··· KUTIPAN TEKS ···
1. Korut utus pejabat ke provinsi Jilin untuk kendalikan situasi
Di sisi lain, Cho mengatakan bahwa pekerja Korut di lebih dari 10 pabrik tekstil di Helong, sebuah kota di provinsi Jilin dekat perbatasan, melakukan protes dengan kekerasan atas gaji yang belum dibayar. Gaji tersebut berjumlah sekitar 10 juta dolar AS (sekitar Rp156,4 miliar) selama 4-7 tahun dan pemerintah Korut membayar gaji beberapa bulan kepada para pekerja yang tidak puas untuk mengakhiri perselisihan.
"Ketidakpuasan di antara para pekerja telah muncul. Sekarang perbatasan dibuka kembali, para pekerja tersebut ingin pulang. Namun, hal tersebut tidak mudah saat ini, mengingat rezim Korut ingin menahan mereka di China guna mengumpulkan dana bagi pemerintah," ungkapnya.
Sementara itu, Ko mengatakan bahwa para pejabat dari konsulat Korut di China telah dikirim ke provinsi Jilin untuk membayar sebagian gaji para pekerja yang hilang meski jutaan dolar masih belum dibayarkan. Pihaknya berusaha untuk menjaga agar situasi tetap terkendali, setelah para pekerja yang marah menyandera beberapa manajer.
Mereka juga mengatakan, para pekerja Korut yang tidak puas, yang dikirim oleh sebuah perusahaan perdagangan yang dioperasikan oleh militer negara tersebut, tidak dapat pulang dari China selama beberapa tahun karena penguncian perbatasan akibat COVID. Cho dan Ko menolak menyebutkan sumber mereka karena alasan keamanan. Ko mengatakan sumbernya termasuk birokrat Korut yang berbasis di China.
··· CUPLIKAN DATA ···
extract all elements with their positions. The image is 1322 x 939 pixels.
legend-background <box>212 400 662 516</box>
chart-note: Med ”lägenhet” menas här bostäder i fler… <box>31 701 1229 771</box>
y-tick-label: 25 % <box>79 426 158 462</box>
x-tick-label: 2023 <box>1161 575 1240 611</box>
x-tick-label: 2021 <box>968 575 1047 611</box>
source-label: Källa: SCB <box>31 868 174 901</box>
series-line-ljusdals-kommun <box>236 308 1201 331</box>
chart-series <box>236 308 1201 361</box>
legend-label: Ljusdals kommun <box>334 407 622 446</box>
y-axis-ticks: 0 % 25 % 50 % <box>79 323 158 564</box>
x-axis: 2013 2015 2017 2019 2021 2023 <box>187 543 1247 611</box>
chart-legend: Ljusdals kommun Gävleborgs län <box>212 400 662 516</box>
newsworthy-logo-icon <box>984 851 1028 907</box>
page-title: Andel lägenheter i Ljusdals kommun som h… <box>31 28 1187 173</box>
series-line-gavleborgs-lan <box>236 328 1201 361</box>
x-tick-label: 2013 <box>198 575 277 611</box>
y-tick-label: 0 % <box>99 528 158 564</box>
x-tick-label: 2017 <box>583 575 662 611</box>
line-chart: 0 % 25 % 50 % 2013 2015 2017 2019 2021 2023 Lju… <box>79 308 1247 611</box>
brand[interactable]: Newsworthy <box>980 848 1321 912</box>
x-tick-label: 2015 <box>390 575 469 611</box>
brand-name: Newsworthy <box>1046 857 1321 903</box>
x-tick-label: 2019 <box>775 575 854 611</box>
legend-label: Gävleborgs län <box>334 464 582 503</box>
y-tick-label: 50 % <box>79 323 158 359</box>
···
TUGAS ANDA: Bisakah Anda menuliskan kembali seluruh kutipan tentang protes pekerja Korut di provinsi Jilin tanpa mengubah satu kata pun? Catatan-catatan ini diambil dari sumber yang berbeda.

BAGIAN JAWABAN:
1. Korut utus pejabat ke provinsi Jilin untuk kendalikan situasi
Di sisi lain, Cho mengatakan bahwa pekerja Korut di lebih dari 10 pabrik tekstil di Helong, sebuah kota di provinsi Jilin dekat perbatasan, melakukan protes dengan kekerasan atas gaji yang belum dibayar. Gaji tersebut berjumlah sekitar 10 juta dolar AS (sekitar Rp156,4 miliar) selama 4-7 tahun dan pemerintah Korut membayar gaji beberapa bulan kepada para pekerja yang tidak puas untuk mengakhiri perselisihan.
"Ketidakpuasan di antara para pekerja telah muncul. Sekarang perbatasan dibuka kembali, para pekerja tersebut ingin pulang. Namun, hal tersebut tidak mudah saat ini, mengingat rezim Korut ingin menahan mereka di China guna mengumpulkan dana bagi pemerintah," ungkapnya.
Sementara itu, Ko mengatakan bahwa para pejabat dari konsulat Korut di China telah dikirim ke provinsi Jilin untuk membayar sebagian gaji para pekerja yang hilang meski jutaan dolar masih belum dibayarkan. Pihaknya berusaha untuk menjaga agar situasi tetap terkendali, setelah para pekerja yang marah menyandera beberapa manajer.
Mereka juga mengatakan, para pekerja Korut yang tidak puas, yang dikirim oleh sebuah perusahaan perdagangan yang dioperasikan oleh militer negara tersebut, tidak dapat pulang dari China selama beberapa tahun karena penguncian perbatasan akibat COVID. Cho dan Ko menolak menyebutkan sumber mereka karena alasan keamanan. Ko mengatakan sumbernya termasuk birokrat Korut yang berbasis di China.